### Data shown ###

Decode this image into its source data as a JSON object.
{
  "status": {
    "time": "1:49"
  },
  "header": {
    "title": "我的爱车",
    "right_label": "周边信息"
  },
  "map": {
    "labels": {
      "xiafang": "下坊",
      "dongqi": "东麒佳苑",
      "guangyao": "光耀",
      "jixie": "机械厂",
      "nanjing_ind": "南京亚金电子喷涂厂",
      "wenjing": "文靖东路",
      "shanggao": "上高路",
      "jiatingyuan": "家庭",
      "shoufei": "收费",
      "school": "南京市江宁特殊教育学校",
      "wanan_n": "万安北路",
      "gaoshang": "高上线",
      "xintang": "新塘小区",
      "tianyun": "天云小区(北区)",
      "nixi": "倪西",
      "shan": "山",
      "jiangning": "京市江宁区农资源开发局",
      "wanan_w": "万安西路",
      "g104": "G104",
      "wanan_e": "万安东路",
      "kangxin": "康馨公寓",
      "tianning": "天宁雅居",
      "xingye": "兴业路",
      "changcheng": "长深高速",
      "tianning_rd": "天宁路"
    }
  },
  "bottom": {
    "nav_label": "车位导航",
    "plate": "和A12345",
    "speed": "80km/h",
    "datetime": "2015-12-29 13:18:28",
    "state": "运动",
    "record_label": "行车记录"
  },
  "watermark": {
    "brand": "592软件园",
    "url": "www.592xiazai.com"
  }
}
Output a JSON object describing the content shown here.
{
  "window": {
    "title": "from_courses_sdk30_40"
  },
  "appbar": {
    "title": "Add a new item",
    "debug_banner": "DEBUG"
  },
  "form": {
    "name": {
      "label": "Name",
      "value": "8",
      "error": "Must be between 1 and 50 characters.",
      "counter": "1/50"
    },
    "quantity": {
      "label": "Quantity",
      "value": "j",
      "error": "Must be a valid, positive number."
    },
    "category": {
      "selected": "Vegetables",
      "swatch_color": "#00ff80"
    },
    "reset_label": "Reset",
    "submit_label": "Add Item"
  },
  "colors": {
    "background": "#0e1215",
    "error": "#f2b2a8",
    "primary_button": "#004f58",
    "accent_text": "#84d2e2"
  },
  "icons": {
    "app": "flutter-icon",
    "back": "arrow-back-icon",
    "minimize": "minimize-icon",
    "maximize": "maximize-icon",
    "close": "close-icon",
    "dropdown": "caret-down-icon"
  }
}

###

Print all of the data exactly as it was given.

Decode this image into its source data as a JSON object.
{
  "status": {
    "time": "1:49"
  },
  "header": {
    "title": "我的爱车",
    "right_label": "周边信息"
  },
  "map": {
    "labels": {
      "xiafang": "下坊",
      "dongqi": "东麒佳苑",
      "guangyao": "光耀",
      "jixie": "机械厂",
      "nanjing_ind": "南京亚金电子喷涂厂",
      "wenjing": "文靖东路",
      "shanggao": "上高路",
      "jiatingyuan": "家庭",
      "shoufei": "收费",
      "school": "南京市江宁特殊教育学校",
      "wanan_n": "万安北路",
      "gaoshang": "高上线",
      "xintang": "新塘小区",
      "tianyun": "天云小区(北区)",
      "nixi": "倪西",
      "shan": "山",
      "jiangning": "京市江宁区农资源开发局",
      "wanan_w": "万安西路",
      "g104": "G104",
      "wanan_e": "万安东路",
      "kangxin": "康馨公寓",
      "tianning": "天宁雅居",
      "xingye": "兴业路",
      "changcheng": "长深高速",
      "tianning_rd": "天宁路"
    }
  },
  "bottom": {
    "nav_label": "车位导航",
    "plate": "和A12345",
    "speed": "80km/h",
    "datetime": "2015-12-29 13:18:28",
    "state": "运动",
    "record_label": "行车记录"
  },
  "watermark": {
    "brand": "592软件园",
    "url": "www.592xiazai.com"
  }
}
Output a JSON object describing the content shown here.
{
  "window": {
    "title": "from_courses_sdk30_40"
  },
  "appbar": {
    "title": "Add a new item",
    "debug_banner": "DEBUG"
  },
  "form": {
    "name": {
      "label": "Name",
      "value": "8",
      "error": "Must be between 1 and 50 characters.",
      "counter": "1/50"
    },
    "quantity": {
      "label": "Quantity",
      "value": "j",
      "error": "Must be a valid, positive number."
    },
    "category": {
      "selected": "Vegetables",
      "swatch_color": "#00ff80"
    },
    "reset_label": "Reset",
    "submit_label": "Add Item"
  },
  "colors": {
    "background": "#0e1215",
    "error": "#f2b2a8",
    "primary_button": "#004f58",
    "accent_text": "#84d2e2"
  },
  "icons": {
    "app": "flutter-icon",
    "back": "arrow-back-icon",
    "minimize": "minimize-icon",
    "maximize": "maximize-icon",
    "close": "close-icon",
    "dropdown": "caret-down-icon"
  }
}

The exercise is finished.